What you will do: Copy out the lines that have "text" in them.

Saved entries
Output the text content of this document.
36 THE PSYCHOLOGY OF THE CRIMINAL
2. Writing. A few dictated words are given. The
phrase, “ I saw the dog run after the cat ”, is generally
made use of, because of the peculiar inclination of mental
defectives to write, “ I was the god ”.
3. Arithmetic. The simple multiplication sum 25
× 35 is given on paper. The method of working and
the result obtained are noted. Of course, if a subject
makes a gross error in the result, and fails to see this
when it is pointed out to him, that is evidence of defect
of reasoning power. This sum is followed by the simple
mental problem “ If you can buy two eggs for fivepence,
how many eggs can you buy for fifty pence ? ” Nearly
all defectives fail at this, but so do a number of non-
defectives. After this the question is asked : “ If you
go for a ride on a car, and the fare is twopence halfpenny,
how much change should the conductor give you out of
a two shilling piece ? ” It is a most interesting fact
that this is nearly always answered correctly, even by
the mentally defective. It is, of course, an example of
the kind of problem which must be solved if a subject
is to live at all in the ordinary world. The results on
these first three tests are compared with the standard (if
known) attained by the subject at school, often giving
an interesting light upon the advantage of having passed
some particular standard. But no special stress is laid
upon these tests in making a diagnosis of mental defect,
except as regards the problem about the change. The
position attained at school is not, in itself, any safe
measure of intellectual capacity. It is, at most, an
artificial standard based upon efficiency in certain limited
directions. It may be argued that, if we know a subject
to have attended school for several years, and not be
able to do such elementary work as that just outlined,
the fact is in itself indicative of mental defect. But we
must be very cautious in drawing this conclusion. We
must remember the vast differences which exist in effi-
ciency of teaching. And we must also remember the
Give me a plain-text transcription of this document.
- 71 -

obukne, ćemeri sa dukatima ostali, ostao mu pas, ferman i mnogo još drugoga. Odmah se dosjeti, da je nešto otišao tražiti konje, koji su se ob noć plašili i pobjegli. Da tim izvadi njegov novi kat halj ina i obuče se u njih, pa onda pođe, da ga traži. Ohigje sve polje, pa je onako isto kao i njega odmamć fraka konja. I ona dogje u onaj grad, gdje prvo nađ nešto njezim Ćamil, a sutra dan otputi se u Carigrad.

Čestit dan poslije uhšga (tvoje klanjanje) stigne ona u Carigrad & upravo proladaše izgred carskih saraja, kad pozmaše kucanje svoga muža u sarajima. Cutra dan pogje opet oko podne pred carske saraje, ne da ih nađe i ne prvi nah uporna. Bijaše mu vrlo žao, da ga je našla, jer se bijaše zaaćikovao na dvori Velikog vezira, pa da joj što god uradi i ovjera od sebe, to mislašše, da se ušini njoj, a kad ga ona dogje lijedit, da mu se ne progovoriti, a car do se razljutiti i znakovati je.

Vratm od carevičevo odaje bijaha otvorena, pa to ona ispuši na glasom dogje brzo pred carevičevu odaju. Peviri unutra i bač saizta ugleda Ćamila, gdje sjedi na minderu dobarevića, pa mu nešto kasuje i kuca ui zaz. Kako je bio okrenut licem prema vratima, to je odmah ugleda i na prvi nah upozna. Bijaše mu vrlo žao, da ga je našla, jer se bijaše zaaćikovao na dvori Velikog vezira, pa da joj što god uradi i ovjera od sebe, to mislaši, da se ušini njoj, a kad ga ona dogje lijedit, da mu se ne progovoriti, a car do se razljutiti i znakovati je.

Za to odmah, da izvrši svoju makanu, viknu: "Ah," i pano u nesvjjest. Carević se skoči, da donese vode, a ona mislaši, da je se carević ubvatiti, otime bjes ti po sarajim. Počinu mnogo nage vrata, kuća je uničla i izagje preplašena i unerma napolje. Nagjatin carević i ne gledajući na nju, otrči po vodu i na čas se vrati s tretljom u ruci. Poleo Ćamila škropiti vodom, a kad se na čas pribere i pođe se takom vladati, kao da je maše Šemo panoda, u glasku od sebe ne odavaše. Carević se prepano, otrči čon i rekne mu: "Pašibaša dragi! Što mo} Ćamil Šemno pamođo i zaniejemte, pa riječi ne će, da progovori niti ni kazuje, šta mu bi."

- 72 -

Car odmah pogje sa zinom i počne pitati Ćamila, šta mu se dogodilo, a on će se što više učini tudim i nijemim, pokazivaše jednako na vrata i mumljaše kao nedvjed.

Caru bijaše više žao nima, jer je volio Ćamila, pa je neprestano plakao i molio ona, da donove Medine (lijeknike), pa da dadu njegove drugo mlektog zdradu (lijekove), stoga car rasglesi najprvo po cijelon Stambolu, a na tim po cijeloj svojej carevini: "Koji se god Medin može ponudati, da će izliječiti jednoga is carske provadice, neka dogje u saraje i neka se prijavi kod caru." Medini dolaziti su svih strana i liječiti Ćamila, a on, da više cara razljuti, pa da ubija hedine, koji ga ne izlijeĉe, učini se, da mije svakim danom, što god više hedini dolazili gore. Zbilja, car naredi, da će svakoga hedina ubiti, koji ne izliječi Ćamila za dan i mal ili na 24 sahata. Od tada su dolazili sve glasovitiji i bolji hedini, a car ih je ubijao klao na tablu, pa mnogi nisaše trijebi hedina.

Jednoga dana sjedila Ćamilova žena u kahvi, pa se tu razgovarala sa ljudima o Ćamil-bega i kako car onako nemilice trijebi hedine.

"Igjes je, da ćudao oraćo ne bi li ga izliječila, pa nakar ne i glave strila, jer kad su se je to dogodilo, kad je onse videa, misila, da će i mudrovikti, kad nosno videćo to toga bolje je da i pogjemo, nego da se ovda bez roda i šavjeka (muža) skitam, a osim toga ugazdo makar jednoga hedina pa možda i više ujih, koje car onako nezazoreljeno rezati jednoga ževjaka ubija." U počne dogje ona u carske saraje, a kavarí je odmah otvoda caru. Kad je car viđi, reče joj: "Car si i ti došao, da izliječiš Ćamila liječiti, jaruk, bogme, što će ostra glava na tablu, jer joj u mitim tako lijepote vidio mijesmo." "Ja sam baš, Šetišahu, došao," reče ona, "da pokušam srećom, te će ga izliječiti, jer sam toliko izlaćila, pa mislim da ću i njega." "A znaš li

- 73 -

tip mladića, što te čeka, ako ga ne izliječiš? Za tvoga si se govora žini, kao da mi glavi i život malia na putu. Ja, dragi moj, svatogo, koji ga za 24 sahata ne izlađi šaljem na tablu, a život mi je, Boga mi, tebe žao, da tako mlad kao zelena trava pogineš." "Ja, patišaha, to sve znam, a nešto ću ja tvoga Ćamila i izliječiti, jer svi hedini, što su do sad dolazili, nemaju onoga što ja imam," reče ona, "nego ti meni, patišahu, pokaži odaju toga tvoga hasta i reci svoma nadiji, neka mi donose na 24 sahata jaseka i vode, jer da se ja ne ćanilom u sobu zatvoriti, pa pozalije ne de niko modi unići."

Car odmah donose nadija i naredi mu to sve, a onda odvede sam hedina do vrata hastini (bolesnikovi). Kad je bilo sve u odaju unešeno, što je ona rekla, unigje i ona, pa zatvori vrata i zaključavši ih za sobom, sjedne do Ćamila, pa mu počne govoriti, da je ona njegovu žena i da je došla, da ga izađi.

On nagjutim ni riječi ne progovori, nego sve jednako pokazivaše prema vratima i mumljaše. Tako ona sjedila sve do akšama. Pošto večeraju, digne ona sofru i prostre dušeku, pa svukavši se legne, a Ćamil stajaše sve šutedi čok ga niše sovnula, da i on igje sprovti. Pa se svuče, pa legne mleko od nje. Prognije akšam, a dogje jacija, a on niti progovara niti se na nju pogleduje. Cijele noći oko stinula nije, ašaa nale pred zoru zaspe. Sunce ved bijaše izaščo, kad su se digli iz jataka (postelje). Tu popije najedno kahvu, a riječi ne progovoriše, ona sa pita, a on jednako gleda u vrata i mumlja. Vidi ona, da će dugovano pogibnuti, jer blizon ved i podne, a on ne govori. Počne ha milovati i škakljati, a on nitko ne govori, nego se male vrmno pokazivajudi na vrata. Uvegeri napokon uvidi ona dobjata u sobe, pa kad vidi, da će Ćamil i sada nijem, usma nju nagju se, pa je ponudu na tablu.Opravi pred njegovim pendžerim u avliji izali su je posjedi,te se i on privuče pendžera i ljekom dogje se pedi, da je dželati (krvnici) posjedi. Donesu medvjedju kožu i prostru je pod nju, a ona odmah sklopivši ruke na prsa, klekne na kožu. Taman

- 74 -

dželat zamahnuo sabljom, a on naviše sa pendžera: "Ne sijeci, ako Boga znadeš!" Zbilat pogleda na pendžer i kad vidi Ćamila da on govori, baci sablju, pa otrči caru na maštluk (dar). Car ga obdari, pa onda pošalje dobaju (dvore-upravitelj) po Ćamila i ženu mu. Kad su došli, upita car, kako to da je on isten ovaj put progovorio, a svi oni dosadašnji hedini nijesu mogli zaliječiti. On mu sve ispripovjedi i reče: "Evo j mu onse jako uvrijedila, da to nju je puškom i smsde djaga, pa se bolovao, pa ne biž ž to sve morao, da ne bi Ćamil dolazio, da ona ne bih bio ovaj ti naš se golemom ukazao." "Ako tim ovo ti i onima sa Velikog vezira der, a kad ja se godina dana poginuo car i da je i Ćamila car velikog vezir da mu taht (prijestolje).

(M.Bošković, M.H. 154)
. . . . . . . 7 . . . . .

The output:
Output the text content of this document.
Give me a plain-text transcription of this document.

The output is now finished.